Stated problem 1: Based on the passage on extracting table values with XPath in PHP, explain under what condition XPath can be used to iterate through the elements.

If the file is proper XML, you can use XPath to iterate trough the elements.

$content = <<<EOT
<html>
    <tr>

            <td class="parsehlisttable_alteritemstyle" style="text-align: right;">
    aaa
            </td>
            <td class="parsehlisttable_alteritemstyle" style="text-align: right;">
    bbb
            </td>
             <td class="parsehlisttable_alteritemstyle" style="text-align: right;">
    ccc
            </td>
            <td class="parsehlisttable_alteritemstyle" style="text-align: right;">
    ddd
            </td>

            <td class="parsehlisttable_alteritemstyle" style="text-align: right;">
    eee
            </td>
        </tr>
        <tr>

            <td class="parsehlisttable_alteritemstyle" style="text-align: right;">
    xxx
            </td>
            <td class="parsehlisttable_alteritemstyle" style="text-align: right;">
    vvv
            </td>
             <td class="parsehlisttable_alteritemstyle" style="text-align: right;">
    bbb
            </td>
            <td class="parsehlisttable_alteritemstyle" style="text-align: right;">
    nnn
            </td>

            <td class="parsehlisttable_alteritemstyle" style="text-align: right;">
    hhh
            </td>
        </tr>
</html>
EOT;
$xml = new SimpleXmlElement($content);
$result = $xml->xpath("//td");
$values = array();
foreach($result as $node) {
    $values[] = trim((string)$node);
}
var_dump($values);

After extracting the data, you can use mysqli_connect to connect to the database and mysqli_query run a query to insert the data into a table.

Stated problem 2: In the rows, rewrite the lines from the line containing "264, 203, 269]" up to and including the line containing "160, 413, 162]". Replace "slider-fill" with "slider-track-fill" and leave everything else unchanged.

Information supplied:
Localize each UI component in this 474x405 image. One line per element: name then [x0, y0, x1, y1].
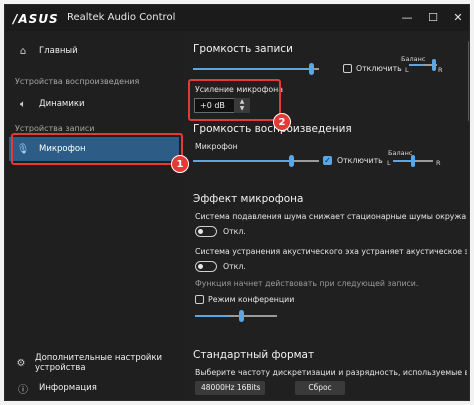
toggle-knob	[198, 264, 203, 269]
sidebar-item-label: Динамики	[39, 99, 85, 109]
sidebar-item-information[interactable]: ⓘ Информация	[9, 376, 179, 400]
chevron-up-icon[interactable]: ▲	[234, 98, 250, 105]
slider-fill	[393, 160, 413, 162]
scrollbar-thumb[interactable]	[468, 41, 469, 121]
scrollbar[interactable]	[467, 31, 469, 400]
reset-button[interactable]: Сброс	[295, 381, 345, 395]
app-title: Realtek Audio Control	[67, 12, 176, 23]
record-volume-title: Громкость записи	[193, 43, 293, 55]
format-description: Выберите частоту дискретизации и разрядн…	[195, 368, 469, 377]
app-window: /ASUS Realtek Audio Control — ☐ ✕ ⌂ Глав…	[4, 4, 470, 401]
noise-suppression-text: Система подавления шума снижает стациона…	[195, 212, 469, 221]
sidebar-item-label: Главный	[39, 46, 78, 56]
toggle-knob	[198, 229, 203, 234]
balance-right: R	[436, 159, 441, 167]
mic-effect-title: Эффект микрофона	[193, 193, 304, 205]
sidebar-item-advanced-settings[interactable]: ⚙ Дополнительные настройки устройства	[9, 351, 179, 375]
slider-fill	[193, 68, 313, 70]
record-volume-thumb[interactable]	[309, 63, 314, 75]
conference-level-thumb[interactable]	[239, 310, 244, 322]
balance-thumb[interactable]	[411, 155, 415, 167]
step-badge-2: 2	[273, 113, 291, 131]
slider-fill	[409, 64, 423, 66]
section-playback-devices: Устройства воспроизведения	[15, 77, 140, 86]
minimize-button[interactable]: —	[397, 9, 417, 27]
mute-label: Отключить	[337, 156, 383, 165]
balance-label: Баланс	[388, 149, 413, 157]
noise-suppression-toggle[interactable]	[195, 226, 217, 237]
sidebar-item-label: Дополнительные настройки устройства	[34, 353, 163, 373]
noise-toggle-label: Откл.	[223, 227, 246, 236]
balance-right-top: R	[438, 66, 443, 74]
default-format-title: Стандартный формат	[193, 349, 315, 361]
balance-left: L	[387, 159, 391, 167]
mic-label: Микрофон	[195, 142, 238, 151]
balance-left-top: L	[405, 66, 409, 74]
conference-level-slider[interactable]	[195, 315, 277, 317]
echo-cancel-text: Система устранения акустического эха уст…	[195, 247, 469, 256]
sidebar-item-label: Информация	[39, 383, 97, 393]
gear-icon: ⚙	[16, 357, 26, 369]
echo-cancel-toggle[interactable]	[195, 261, 217, 272]
playback-volume-title: Громкость воспроизведения	[193, 123, 352, 135]
echo-hint: Функция начнет действовать при следующей…	[195, 279, 419, 288]
section-recording-devices: Устройства записи	[15, 124, 95, 133]
conference-mode-label: Режим конференции	[208, 295, 295, 304]
step-badge-1: 1	[171, 155, 189, 173]
balance-thumb-top[interactable]	[432, 59, 436, 71]
slider-fill	[195, 315, 228, 317]
sidebar-item-speakers[interactable]: 🔈︎ Динамики	[9, 92, 179, 116]
sidebar: ⌂ Главный Устройства воспроизведения 🔈︎ …	[5, 31, 183, 400]
mute-label-top: Отключить	[356, 64, 402, 73]
speaker-icon: 🔈︎	[20, 98, 26, 110]
sidebar-item-home[interactable]: ⌂ Главный	[9, 39, 179, 63]
close-button[interactable]: ✕	[448, 9, 468, 27]
format-select[interactable]: 48000Hz 16Bits	[195, 381, 265, 395]
mute-checkbox[interactable]: ✓	[323, 156, 332, 165]
echo-toggle-label: Откл.	[223, 262, 246, 271]
mute-checkbox-top[interactable]	[343, 64, 352, 73]
slider-fill	[193, 160, 292, 162]
maximize-button[interactable]: ☐	[423, 9, 443, 27]
info-icon: ⓘ	[18, 384, 28, 396]
record-volume-slider[interactable]	[193, 68, 319, 70]
asus-logo: /ASUS	[13, 12, 59, 26]
mic-volume-thumb[interactable]	[289, 155, 294, 167]
microphone-highlight	[11, 133, 183, 165]
title-bar: /ASUS Realtek Audio Control — ☐ ✕	[5, 5, 469, 31]
chevron-down-icon[interactable]: ▼	[234, 105, 250, 112]
mic-volume-slider[interactable]	[193, 160, 319, 162]
home-icon: ⌂	[19, 45, 27, 57]
conference-mode-checkbox[interactable]	[195, 295, 204, 304]
mic-boost-stepper[interactable]: ▲ ▼	[234, 98, 250, 113]
balance-label-top: Баланс	[401, 55, 426, 63]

Exercise answer 1: XPath can be used to iterate through the elements when the file is proper XML.

Exercise answer 2:
toggle-knob	[198, 264, 203, 269]
sidebar-item-label: Динамики	[39, 99, 85, 109]
sidebar-item-information[interactable]: ⓘ Информация	[9, 376, 179, 400]
chevron-up-icon[interactable]: ▲	[234, 98, 250, 105]
slider-track-fill	[393, 160, 413, 162]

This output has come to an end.